Task details:
In the lines that follow, substitute "cell-index-badge" for every "cell-number-badge" and leave all other text unchanged.

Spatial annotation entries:
....................

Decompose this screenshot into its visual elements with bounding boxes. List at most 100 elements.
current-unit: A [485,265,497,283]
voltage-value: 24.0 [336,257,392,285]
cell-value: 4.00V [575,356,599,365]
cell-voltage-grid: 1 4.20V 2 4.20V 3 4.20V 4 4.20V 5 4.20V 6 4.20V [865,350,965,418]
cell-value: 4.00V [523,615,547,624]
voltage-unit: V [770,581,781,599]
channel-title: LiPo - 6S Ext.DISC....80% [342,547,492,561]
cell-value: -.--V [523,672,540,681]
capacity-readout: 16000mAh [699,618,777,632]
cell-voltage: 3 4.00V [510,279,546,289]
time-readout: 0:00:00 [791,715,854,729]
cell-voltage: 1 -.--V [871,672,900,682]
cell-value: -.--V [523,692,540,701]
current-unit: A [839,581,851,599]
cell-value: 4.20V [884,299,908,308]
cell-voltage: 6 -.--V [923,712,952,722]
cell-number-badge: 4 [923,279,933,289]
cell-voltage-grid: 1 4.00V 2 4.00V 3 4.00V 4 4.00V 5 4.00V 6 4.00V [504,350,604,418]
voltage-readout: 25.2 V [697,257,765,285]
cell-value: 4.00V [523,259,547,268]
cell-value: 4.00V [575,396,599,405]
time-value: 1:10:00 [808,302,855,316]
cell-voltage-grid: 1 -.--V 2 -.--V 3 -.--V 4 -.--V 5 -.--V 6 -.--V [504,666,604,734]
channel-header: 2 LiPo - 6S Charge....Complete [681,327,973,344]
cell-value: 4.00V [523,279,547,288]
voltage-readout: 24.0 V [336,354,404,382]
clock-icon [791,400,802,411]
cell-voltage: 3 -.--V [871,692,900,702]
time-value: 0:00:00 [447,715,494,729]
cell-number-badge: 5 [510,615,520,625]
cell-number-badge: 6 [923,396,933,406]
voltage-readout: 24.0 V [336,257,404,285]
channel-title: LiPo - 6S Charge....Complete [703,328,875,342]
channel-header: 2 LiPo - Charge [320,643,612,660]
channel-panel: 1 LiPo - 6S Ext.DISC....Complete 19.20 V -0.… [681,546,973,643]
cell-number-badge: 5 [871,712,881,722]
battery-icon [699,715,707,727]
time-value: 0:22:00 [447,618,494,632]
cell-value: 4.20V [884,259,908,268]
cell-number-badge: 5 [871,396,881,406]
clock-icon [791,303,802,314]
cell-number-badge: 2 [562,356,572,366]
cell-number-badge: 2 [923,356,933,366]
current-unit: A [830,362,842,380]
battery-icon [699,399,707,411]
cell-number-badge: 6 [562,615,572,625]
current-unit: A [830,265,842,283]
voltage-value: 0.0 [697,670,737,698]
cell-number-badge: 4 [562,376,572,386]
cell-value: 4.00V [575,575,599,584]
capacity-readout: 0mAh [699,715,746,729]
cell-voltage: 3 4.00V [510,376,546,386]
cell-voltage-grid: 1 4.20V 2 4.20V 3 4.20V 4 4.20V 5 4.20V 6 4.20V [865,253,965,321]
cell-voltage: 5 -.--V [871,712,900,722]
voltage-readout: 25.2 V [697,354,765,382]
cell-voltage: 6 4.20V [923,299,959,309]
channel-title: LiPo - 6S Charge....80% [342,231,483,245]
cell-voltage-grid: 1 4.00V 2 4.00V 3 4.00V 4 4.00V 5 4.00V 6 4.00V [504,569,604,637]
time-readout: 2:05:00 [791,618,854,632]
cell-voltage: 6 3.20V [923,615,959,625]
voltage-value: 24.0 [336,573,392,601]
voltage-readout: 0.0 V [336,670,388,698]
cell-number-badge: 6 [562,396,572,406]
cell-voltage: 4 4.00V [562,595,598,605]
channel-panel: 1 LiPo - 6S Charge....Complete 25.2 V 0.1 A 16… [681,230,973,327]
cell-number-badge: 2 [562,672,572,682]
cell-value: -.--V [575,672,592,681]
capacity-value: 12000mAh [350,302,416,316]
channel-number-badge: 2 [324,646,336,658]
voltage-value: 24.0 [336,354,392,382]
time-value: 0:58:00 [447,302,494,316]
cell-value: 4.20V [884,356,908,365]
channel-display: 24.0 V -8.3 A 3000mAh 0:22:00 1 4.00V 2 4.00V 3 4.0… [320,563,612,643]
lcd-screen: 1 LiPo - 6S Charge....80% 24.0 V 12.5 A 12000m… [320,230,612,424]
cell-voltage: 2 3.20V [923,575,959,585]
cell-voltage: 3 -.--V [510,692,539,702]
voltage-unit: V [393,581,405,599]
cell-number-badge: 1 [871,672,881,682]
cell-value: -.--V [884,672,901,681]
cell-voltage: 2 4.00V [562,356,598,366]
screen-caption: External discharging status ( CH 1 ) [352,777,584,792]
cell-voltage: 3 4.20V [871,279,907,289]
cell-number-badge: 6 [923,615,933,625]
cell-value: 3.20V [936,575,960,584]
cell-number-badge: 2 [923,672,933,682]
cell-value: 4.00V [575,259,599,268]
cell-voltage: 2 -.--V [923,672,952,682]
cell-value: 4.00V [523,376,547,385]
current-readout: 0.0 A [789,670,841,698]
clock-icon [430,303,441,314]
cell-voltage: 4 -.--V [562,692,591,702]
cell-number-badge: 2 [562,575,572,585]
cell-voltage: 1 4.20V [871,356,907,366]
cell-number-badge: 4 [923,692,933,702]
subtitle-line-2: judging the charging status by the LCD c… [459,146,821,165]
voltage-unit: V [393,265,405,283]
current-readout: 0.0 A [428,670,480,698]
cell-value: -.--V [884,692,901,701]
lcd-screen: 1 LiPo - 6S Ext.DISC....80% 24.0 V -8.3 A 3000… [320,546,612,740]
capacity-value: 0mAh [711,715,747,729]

....................

Answer to this task:
Decompose this screenshot into its visual elements with bounding boxes. List at most 100 elements.
current-unit: A [485,265,497,283]
voltage-value: 24.0 [336,257,392,285]
cell-value: 4.00V [575,356,599,365]
cell-voltage-grid: 1 4.20V 2 4.20V 3 4.20V 4 4.20V 5 4.20V 6 4.20V [865,350,965,418]
cell-value: 4.00V [523,615,547,624]
voltage-unit: V [770,581,781,599]
channel-title: LiPo - 6S Ext.DISC....80% [342,547,492,561]
cell-value: -.--V [523,672,540,681]
capacity-readout: 16000mAh [699,618,777,632]
cell-voltage: 3 4.00V [510,279,546,289]
time-readout: 0:00:00 [791,715,854,729]
cell-voltage: 1 -.--V [871,672,900,682]
cell-value: -.--V [523,692,540,701]
current-unit: A [839,581,851,599]
cell-value: 4.20V [884,299,908,308]
cell-voltage: 6 -.--V [923,712,952,722]
cell-index-badge: 4 [923,279,933,289]
cell-voltage-grid: 1 4.00V 2 4.00V 3 4.00V 4 4.00V 5 4.00V 6 4.00V [504,350,604,418]
voltage-readout: 25.2 V [697,257,765,285]
cell-value: 4.00V [523,259,547,268]
cell-value: 4.00V [575,396,599,405]
time-value: 1:10:00 [808,302,855,316]
cell-voltage-grid: 1 -.--V 2 -.--V 3 -.--V 4 -.--V 5 -.--V 6 -.--V [504,666,604,734]
channel-header: 2 LiPo - 6S Charge....Complete [681,327,973,344]
cell-value: 4.00V [523,279,547,288]
voltage-readout: 24.0 V [336,354,404,382]
clock-icon [791,400,802,411]
cell-voltage: 3 -.--V [871,692,900,702]
time-value: 0:00:00 [447,715,494,729]
cell-index-badge: 5 [510,615,520,625]
cell-index-badge: 6 [923,396,933,406]
voltage-readout: 24.0 V [336,257,404,285]
channel-title: LiPo - 6S Charge....Complete [703,328,875,342]
channel-header: 2 LiPo - Charge [320,643,612,660]
channel-panel: 1 LiPo - 6S Ext.DISC....Complete 19.20 V -0.… [681,546,973,643]
cell-index-badge: 5 [871,712,881,722]
battery-icon [699,715,707,727]
time-value: 0:22:00 [447,618,494,632]
cell-value: 4.20V [884,259,908,268]
cell-index-badge: 5 [871,396,881,406]
clock-icon [791,303,802,314]
cell-index-badge: 2 [562,356,572,366]
cell-index-badge: 2 [923,356,933,366]
current-unit: A [830,362,842,380]
battery-icon [699,399,707,411]
cell-index-badge: 6 [562,615,572,625]
current-unit: A [830,265,842,283]
voltage-value: 0.0 [697,670,737,698]
cell-index-badge: 4 [562,376,572,386]
cell-value: 4.00V [575,575,599,584]
capacity-readout: 0mAh [699,715,746,729]
cell-voltage: 3 4.00V [510,376,546,386]
cell-voltage-grid: 1 4.20V 2 4.20V 3 4.20V 4 4.20V 5 4.20V 6 4.20V [865,253,965,321]
cell-voltage: 5 -.--V [871,712,900,722]
voltage-readout: 25.2 V [697,354,765,382]
cell-voltage: 6 4.20V [923,299,959,309]
channel-title: LiPo - 6S Charge....80% [342,231,483,245]
cell-voltage-grid: 1 4.00V 2 4.00V 3 4.00V 4 4.00V 5 4.00V 6 4.00V [504,569,604,637]
time-readout: 2:05:00 [791,618,854,632]
cell-voltage: 6 3.20V [923,615,959,625]
voltage-value: 24.0 [336,573,392,601]
voltage-readout: 0.0 V [336,670,388,698]
cell-index-badge: 6 [562,396,572,406]
cell-voltage: 4 4.00V [562,595,598,605]
channel-panel: 1 LiPo - 6S Charge....Complete 25.2 V 0.1 A 16… [681,230,973,327]
cell-index-badge: 2 [562,672,572,682]
cell-value: -.--V [575,672,592,681]
capacity-value: 12000mAh [350,302,416,316]
channel-number-badge: 2 [324,646,336,658]
voltage-value: 24.0 [336,354,392,382]
time-value: 0:58:00 [447,302,494,316]
cell-value: 4.20V [884,356,908,365]
channel-display: 24.0 V -8.3 A 3000mAh 0:22:00 1 4.00V 2 4.00V 3 4.0… [320,563,612,643]
lcd-screen: 1 LiPo - 6S Charge....80% 24.0 V 12.5 A 12000m… [320,230,612,424]
cell-voltage: 2 3.20V [923,575,959,585]
cell-voltage: 3 -.--V [510,692,539,702]
voltage-unit: V [393,581,405,599]
cell-index-badge: 1 [871,672,881,682]
cell-value: -.--V [884,672,901,681]
cell-voltage: 2 4.00V [562,356,598,366]
screen-caption: External discharging status ( CH 1 ) [352,777,584,792]
cell-voltage: 3 4.20V [871,279,907,289]
cell-index-badge: 6 [923,615,933,625]
cell-value: 3.20V [936,575,960,584]
cell-index-badge: 2 [923,672,933,682]
cell-value: 4.00V [575,259,599,268]
cell-voltage: 2 -.--V [923,672,952,682]
cell-value: 4.00V [523,376,547,385]
current-readout: 0.0 A [789,670,841,698]
clock-icon [430,303,441,314]
cell-voltage: 4 -.--V [562,692,591,702]
cell-index-badge: 2 [562,575,572,585]
cell-voltage: 1 4.20V [871,356,907,366]
cell-index-badge: 4 [923,692,933,702]
subtitle-line-2: judging the charging status by the LCD c… [459,146,821,165]
voltage-unit: V [393,265,405,283]
current-readout: 0.0 A [428,670,480,698]
cell-value: -.--V [884,692,901,701]
lcd-screen: 1 LiPo - 6S Ext.DISC....80% 24.0 V -8.3 A 3000… [320,546,612,740]
capacity-value: 0mAh [711,715,747,729]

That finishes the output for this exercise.